== WORK INSTRUCTIONS ==
Please repeat all of the lines that follow, exactly as written.

[Stored records]
........
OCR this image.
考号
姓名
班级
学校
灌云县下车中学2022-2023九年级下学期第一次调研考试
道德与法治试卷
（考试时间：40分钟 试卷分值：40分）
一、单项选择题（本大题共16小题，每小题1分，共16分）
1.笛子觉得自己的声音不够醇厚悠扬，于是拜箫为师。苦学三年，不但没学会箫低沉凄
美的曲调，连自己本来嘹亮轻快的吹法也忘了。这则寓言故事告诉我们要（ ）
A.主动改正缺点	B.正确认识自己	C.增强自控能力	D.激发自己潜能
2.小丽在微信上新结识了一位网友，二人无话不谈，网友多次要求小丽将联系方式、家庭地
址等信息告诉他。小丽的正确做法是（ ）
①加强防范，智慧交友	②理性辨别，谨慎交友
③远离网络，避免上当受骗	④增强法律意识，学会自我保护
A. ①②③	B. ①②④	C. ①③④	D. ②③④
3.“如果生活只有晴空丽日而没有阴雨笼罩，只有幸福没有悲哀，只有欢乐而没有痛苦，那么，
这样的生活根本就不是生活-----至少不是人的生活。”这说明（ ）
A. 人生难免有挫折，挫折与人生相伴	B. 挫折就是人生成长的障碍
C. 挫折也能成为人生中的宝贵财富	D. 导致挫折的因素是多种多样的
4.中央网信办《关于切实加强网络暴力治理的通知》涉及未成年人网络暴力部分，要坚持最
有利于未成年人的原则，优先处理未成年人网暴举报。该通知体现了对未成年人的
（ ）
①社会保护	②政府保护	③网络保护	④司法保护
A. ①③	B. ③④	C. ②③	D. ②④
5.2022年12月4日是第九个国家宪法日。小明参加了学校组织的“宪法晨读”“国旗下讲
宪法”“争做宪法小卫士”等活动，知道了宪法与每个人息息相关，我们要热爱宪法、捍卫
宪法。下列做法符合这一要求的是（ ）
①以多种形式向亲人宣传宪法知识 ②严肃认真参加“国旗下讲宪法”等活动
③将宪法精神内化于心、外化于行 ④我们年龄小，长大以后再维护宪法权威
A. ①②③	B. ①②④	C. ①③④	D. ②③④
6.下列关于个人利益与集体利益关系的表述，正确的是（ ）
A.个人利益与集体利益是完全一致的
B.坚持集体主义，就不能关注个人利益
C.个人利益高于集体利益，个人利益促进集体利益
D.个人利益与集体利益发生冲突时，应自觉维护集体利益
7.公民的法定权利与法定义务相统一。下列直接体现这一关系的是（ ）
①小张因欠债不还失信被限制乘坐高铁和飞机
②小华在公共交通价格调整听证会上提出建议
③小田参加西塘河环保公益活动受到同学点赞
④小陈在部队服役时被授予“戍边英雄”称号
........
== OUTPUT BELOW ==
OCR this image.
考号
姓名
班级
学校
灌云县下车中学2022-2023九年级下学期第一次调研考试
道德与法治试卷
（考试时间：40分钟 试卷分值：40分）
一、单项选择题（本大题共16小题，每小题1分，共16分）
1.笛子觉得自己的声音不够醇厚悠扬，于是拜箫为师。苦学三年，不但没学会箫低沉凄
美的曲调，连自己本来嘹亮轻快的吹法也忘了。这则寓言故事告诉我们要（ ）
A.主动改正缺点	B.正确认识自己	C.增强自控能力	D.激发自己潜能
2.小丽在微信上新结识了一位网友，二人无话不谈，网友多次要求小丽将联系方式、家庭地
址等信息告诉他。小丽的正确做法是（ ）
①加强防范，智慧交友	②理性辨别，谨慎交友
③远离网络，避免上当受骗	④增强法律意识，学会自我保护
A. ①②③	B. ①②④	C. ①③④	D. ②③④
3.“如果生活只有晴空丽日而没有阴雨笼罩，只有幸福没有悲哀，只有欢乐而没有痛苦，那么，
这样的生活根本就不是生活-----至少不是人的生活。”这说明（ ）
A. 人生难免有挫折，挫折与人生相伴	B. 挫折就是人生成长的障碍
C. 挫折也能成为人生中的宝贵财富	D. 导致挫折的因素是多种多样的
4.中央网信办《关于切实加强网络暴力治理的通知》涉及未成年人网络暴力部分，要坚持最
有利于未成年人的原则，优先处理未成年人网暴举报。该通知体现了对未成年人的
（ ）
①社会保护	②政府保护	③网络保护	④司法保护
A. ①③	B. ③④	C. ②③	D. ②④
5.2022年12月4日是第九个国家宪法日。小明参加了学校组织的“宪法晨读”“国旗下讲
宪法”“争做宪法小卫士”等活动，知道了宪法与每个人息息相关，我们要热爱宪法、捍卫
宪法。下列做法符合这一要求的是（ ）
①以多种形式向亲人宣传宪法知识 ②严肃认真参加“国旗下讲宪法”等活动
③将宪法精神内化于心、外化于行 ④我们年龄小，长大以后再维护宪法权威
A. ①②③	B. ①②④	C. ①③④	D. ②③④
6.下列关于个人利益与集体利益关系的表述，正确的是（ ）
A.个人利益与集体利益是完全一致的
B.坚持集体主义，就不能关注个人利益
C.个人利益高于集体利益，个人利益促进集体利益
D.个人利益与集体利益发生冲突时，应自觉维护集体利益
7.公民的法定权利与法定义务相统一。下列直接体现这一关系的是（ ）
①小张因欠债不还失信被限制乘坐高铁和飞机
②小华在公共交通价格调整听证会上提出建议
③小田参加西塘河环保公益活动受到同学点赞
④小陈在部队服役时被授予“戍边英雄”称号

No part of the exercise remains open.